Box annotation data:
------------

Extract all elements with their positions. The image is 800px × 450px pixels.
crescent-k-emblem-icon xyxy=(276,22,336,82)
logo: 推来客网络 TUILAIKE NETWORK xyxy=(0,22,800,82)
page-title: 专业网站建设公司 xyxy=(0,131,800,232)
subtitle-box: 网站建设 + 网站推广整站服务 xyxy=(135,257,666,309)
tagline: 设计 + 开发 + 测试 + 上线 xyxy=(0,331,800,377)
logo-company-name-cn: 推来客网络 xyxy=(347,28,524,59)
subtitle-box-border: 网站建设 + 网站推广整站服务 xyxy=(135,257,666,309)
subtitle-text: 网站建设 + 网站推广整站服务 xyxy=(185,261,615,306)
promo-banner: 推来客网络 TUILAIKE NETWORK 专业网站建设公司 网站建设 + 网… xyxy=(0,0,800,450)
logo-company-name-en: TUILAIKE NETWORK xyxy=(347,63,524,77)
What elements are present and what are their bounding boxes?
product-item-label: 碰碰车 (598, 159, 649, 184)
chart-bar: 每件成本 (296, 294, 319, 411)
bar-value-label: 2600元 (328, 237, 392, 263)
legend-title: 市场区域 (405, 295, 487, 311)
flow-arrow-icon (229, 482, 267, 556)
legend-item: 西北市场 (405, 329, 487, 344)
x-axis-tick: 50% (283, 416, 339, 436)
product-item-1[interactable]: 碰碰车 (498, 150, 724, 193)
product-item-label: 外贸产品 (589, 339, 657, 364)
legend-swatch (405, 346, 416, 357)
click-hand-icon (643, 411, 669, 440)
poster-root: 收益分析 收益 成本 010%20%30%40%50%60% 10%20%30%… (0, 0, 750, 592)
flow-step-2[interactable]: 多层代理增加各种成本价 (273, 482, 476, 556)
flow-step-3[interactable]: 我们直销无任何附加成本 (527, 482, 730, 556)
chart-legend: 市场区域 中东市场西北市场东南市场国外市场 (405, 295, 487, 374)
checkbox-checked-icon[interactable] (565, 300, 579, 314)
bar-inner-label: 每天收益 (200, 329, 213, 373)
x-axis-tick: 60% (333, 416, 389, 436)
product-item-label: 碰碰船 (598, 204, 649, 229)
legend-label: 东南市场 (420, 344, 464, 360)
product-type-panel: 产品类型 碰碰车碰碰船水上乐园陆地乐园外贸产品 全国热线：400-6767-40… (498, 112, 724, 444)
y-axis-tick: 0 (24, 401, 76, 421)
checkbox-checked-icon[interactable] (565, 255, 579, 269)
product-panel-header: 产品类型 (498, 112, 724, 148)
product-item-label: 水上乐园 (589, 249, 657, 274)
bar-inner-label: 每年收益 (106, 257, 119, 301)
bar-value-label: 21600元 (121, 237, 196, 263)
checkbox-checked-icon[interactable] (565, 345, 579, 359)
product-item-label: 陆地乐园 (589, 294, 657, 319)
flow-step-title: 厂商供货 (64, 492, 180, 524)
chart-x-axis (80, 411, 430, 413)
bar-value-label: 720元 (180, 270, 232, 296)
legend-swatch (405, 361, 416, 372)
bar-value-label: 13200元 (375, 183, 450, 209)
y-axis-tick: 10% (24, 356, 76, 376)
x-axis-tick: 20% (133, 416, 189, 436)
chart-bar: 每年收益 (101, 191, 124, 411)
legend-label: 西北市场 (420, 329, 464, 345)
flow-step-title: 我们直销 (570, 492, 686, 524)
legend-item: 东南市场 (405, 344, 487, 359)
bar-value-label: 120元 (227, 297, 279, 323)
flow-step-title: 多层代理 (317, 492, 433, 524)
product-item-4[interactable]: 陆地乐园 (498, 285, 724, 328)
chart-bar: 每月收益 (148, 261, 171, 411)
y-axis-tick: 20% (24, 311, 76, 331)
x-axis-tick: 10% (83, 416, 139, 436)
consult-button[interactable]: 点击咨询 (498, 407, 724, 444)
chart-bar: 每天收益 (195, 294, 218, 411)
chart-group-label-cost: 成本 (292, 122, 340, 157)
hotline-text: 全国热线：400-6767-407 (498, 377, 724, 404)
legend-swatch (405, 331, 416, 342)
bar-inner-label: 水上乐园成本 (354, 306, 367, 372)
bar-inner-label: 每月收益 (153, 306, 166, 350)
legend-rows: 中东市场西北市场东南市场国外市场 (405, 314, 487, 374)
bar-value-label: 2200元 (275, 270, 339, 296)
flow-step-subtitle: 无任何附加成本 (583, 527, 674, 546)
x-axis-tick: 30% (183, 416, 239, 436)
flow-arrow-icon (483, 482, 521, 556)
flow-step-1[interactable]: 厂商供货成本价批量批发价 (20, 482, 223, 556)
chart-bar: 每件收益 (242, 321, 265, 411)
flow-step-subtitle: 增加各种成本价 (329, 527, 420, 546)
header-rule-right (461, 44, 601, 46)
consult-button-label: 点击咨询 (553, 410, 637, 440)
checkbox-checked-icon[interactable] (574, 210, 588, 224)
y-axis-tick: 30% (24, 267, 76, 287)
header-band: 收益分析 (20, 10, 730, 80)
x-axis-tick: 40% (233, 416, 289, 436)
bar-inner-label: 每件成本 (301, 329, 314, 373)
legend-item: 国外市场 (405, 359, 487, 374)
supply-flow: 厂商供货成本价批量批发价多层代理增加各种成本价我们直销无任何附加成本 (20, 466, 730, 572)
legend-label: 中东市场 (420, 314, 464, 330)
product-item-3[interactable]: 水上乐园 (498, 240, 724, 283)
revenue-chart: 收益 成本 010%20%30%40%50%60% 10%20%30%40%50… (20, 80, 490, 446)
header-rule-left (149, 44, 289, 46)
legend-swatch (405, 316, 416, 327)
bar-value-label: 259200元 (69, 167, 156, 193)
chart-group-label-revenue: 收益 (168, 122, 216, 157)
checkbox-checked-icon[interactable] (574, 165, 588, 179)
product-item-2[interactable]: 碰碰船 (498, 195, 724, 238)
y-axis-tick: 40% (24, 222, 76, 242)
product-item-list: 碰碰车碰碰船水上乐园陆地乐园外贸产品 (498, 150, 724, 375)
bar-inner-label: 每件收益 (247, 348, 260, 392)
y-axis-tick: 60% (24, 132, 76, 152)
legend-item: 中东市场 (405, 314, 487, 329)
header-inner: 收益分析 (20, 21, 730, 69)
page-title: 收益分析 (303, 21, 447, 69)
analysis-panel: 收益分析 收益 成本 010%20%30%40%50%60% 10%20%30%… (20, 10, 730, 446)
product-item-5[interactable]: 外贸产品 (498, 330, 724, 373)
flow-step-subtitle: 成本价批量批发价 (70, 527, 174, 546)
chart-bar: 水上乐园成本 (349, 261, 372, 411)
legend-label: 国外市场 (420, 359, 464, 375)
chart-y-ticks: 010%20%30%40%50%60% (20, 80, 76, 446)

------------

(TASK TO COMPLETE): Please express every line of the material as a Markdown table with the columns "Row" and "Line", leaving out blank lines.

(EXERCISE SOLUTION):
| Row | Line |
|---|---|
| 1 | Extract all elements with their positions. The image is 800px × 450px pixels. |
| 2 | crescent-k-emblem-icon xyxy=(276,22,336,82) |
| 3 | logo: 推来客网络 TUILAIKE NETWORK xyxy=(0,22,800,82) |
| 4 | page-title: 专业网站建设公司 xyxy=(0,131,800,232) |
| 5 | subtitle-box: 网站建设 + 网站推广整站服务 xyxy=(135,257,666,309) |
| 6 | tagline: 设计 + 开发 + 测试 + 上线 xyxy=(0,331,800,377) |
| 7 | logo-company-name-cn: 推来客网络 xyxy=(347,28,524,59) |
| 8 | subtitle-box-border: 网站建设 + 网站推广整站服务 xyxy=(135,257,666,309) |
| 9 | subtitle-text: 网站建设 + 网站推广整站服务 xyxy=(185,261,615,306) |
| 10 | promo-banner: 推来客网络 TUILAIKE NETWORK 专业网站建设公司 网站建设 + 网… xyxy=(0,0,800,450) |
| 11 | logo-company-name-en: TUILAIKE NETWORK xyxy=(347,63,524,77) |
| 12 | What elements are present and what are their bounding boxes? |
| 13 | product-item-label: 碰碰车 (598, 159, 649, 184) |
| 14 | chart-bar: 每件成本 (296, 294, 319, 411) |
| 15 | bar-value-label: 2600元 (328, 237, 392, 263) |
| 16 | legend-title: 市场区域 (405, 295, 487, 311) |
| 17 | flow-arrow-icon (229, 482, 267, 556) |
| 18 | legend-item: 西北市场 (405, 329, 487, 344) |
| 19 | x-axis-tick: 50% (283, 416, 339, 436) |
| 20 | product-item-1[interactable]: 碰碰车 (498, 150, 724, 193) |
| 21 | product-item-label: 外贸产品 (589, 339, 657, 364) |
| 22 | legend-swatch (405, 346, 416, 357) |
| 23 | click-hand-icon (643, 411, 669, 440) |
| 24 | poster-root: 收益分析 收益 成本 010%20%30%40%50%60% 10%20%30%… (0, 0, 750, 592) |
| 25 | flow-step-2[interactable]: 多层代理增加各种成本价 (273, 482, 476, 556) |
| 26 | flow-step-3[interactable]: 我们直销无任何附加成本 (527, 482, 730, 556) |
| 27 | chart-legend: 市场区域 中东市场西北市场东南市场国外市场 (405, 295, 487, 374) |
| 28 | checkbox-checked-icon[interactable] (565, 300, 579, 314) |
| 29 | bar-inner-label: 每天收益 (200, 329, 213, 373) |
| 30 | x-axis-tick: 60% (333, 416, 389, 436) |
| 31 | product-item-label: 碰碰船 (598, 204, 649, 229) |
| 32 | legend-label: 东南市场 (420, 344, 464, 360) |
| 33 | product-type-panel: 产品类型 碰碰车碰碰船水上乐园陆地乐园外贸产品 全国热线：400-6767-40… (498, 112, 724, 444) |
| 34 | y-axis-tick: 0 (24, 401, 76, 421) |
| 35 | checkbox-checked-icon[interactable] (565, 255, 579, 269) |
| 36 | product-panel-header: 产品类型 (498, 112, 724, 148) |
| 37 | product-item-label: 水上乐园 (589, 249, 657, 274) |
| 38 | bar-inner-label: 每年收益 (106, 257, 119, 301) |
| 39 | bar-value-label: 21600元 (121, 237, 196, 263) |
| 40 | checkbox-checked-icon[interactable] (565, 345, 579, 359) |
| 41 | product-item-label: 陆地乐园 (589, 294, 657, 319) |
| 42 | flow-step-title: 厂商供货 (64, 492, 180, 524) |
| 43 | chart-x-axis (80, 411, 430, 413) |
| 44 | bar-value-label: 720元 (180, 270, 232, 296) |
| 45 | legend-swatch (405, 361, 416, 372) |
| 46 | bar-value-label: 13200元 (375, 183, 450, 209) |
| 47 | y-axis-tick: 10% (24, 356, 76, 376) |
| 48 | x-axis-tick: 20% (133, 416, 189, 436) |
| 49 | chart-bar: 每年收益 (101, 191, 124, 411) |
| 50 | legend-label: 西北市场 (420, 329, 464, 345) |
| 51 | flow-step-title: 我们直销 (570, 492, 686, 524) |
| 52 | legend-item: 东南市场 (405, 344, 487, 359) |
| 53 | bar-value-label: 120元 (227, 297, 279, 323) |
| 54 | flow-step-title: 多层代理 (317, 492, 433, 524) |
| 55 | product-item-4[interactable]: 陆地乐园 (498, 285, 724, 328) |
| 56 | chart-bar: 每月收益 (148, 261, 171, 411) |
| 57 | y-axis-tick: 20% (24, 311, 76, 331) |
| 58 | x-axis-tick: 10% (83, 416, 139, 436) |
| 59 | consult-button[interactable]: 点击咨询 (498, 407, 724, 444) |
| 60 | chart-bar: 每天收益 (195, 294, 218, 411) |
| 61 | chart-group-label-cost: 成本 (292, 122, 340, 157) |
| 62 | hotline-text: 全国热线：400-6767-407 (498, 377, 724, 404) |
| 63 | legend-swatch (405, 331, 416, 342) |
| 64 | bar-inner-label: 水上乐园成本 (354, 306, 367, 372) |
| 65 | bar-inner-label: 每月收益 (153, 306, 166, 350) |
| 66 | legend-rows: 中东市场西北市场东南市场国外市场 (405, 314, 487, 374) |
| 67 | bar-value-label: 2200元 (275, 270, 339, 296) |
| 68 | flow-step-subtitle: 无任何附加成本 (583, 527, 674, 546) |
| 69 | x-axis-tick: 30% (183, 416, 239, 436) |
| 70 | flow-arrow-icon (483, 482, 521, 556) |
| 71 | flow-step-1[interactable]: 厂商供货成本价批量批发价 (20, 482, 223, 556) |
| 72 | chart-bar: 每件收益 (242, 321, 265, 411) |
| 73 | flow-step-subtitle: 增加各种成本价 (329, 527, 420, 546) |
| 74 | header-rule-right (461, 44, 601, 46) |
| 75 | consult-button-label: 点击咨询 (553, 410, 637, 440) |
| 76 | checkbox-checked-icon[interactable] (574, 210, 588, 224) |
| 77 | y-axis-tick: 30% (24, 267, 76, 287) |
| 78 | header-band: 收益分析 (20, 10, 730, 80) |
| 79 | x-axis-tick: 40% (233, 416, 289, 436) |
| 80 | bar-inner-label: 每件成本 (301, 329, 314, 373) |
| 81 | legend-item: 国外市场 (405, 359, 487, 374) |
| 82 | supply-flow: 厂商供货成本价批量批发价多层代理增加各种成本价我们直销无任何附加成本 (20, 466, 730, 572) |
| 83 | legend-label: 中东市场 (420, 314, 464, 330) |
| 84 | product-item-3[interactable]: 水上乐园 (498, 240, 724, 283) |
| 85 | revenue-chart: 收益 成本 010%20%30%40%50%60% 10%20%30%40%50… (20, 80, 490, 446) |
| 86 | header-rule-left (149, 44, 289, 46) |
| 87 | legend-swatch (405, 316, 416, 327) |
| 88 | bar-value-label: 259200元 (69, 167, 156, 193) |
| 89 | chart-group-label-revenue: 收益 (168, 122, 216, 157) |
| 90 | checkbox-checked-icon[interactable] (574, 165, 588, 179) |
| 91 | product-item-2[interactable]: 碰碰船 (498, 195, 724, 238) |
| 92 | y-axis-tick: 40% (24, 222, 76, 242) |
| 93 | product-item-list: 碰碰车碰碰船水上乐园陆地乐园外贸产品 (498, 150, 724, 375) |
| 94 | bar-inner-label: 每件收益 (247, 348, 260, 392) |
| 95 | y-axis-tick: 60% (24, 132, 76, 152) |
| 96 | legend-item: 中东市场 (405, 314, 487, 329) |
| 97 | header-inner: 收益分析 (20, 21, 730, 69) |
| 98 | page-title: 收益分析 (303, 21, 447, 69) |
| 99 | analysis-panel: 收益分析 收益 成本 010%20%30%40%50%60% 10%20%30%… (20, 10, 730, 446) |
| 100 | product-item-5[interactable]: 外贸产品 (498, 330, 724, 373) |
| 101 | flow-step-subtitle: 成本价批量批发价 (70, 527, 174, 546) |
| 102 | chart-bar: 水上乐园成本 (349, 261, 372, 411) |
| 103 | legend-label: 国外市场 (420, 359, 464, 375) |
| 104 | chart-y-ticks: 010%20%30%40%50%60% (20, 80, 76, 446) |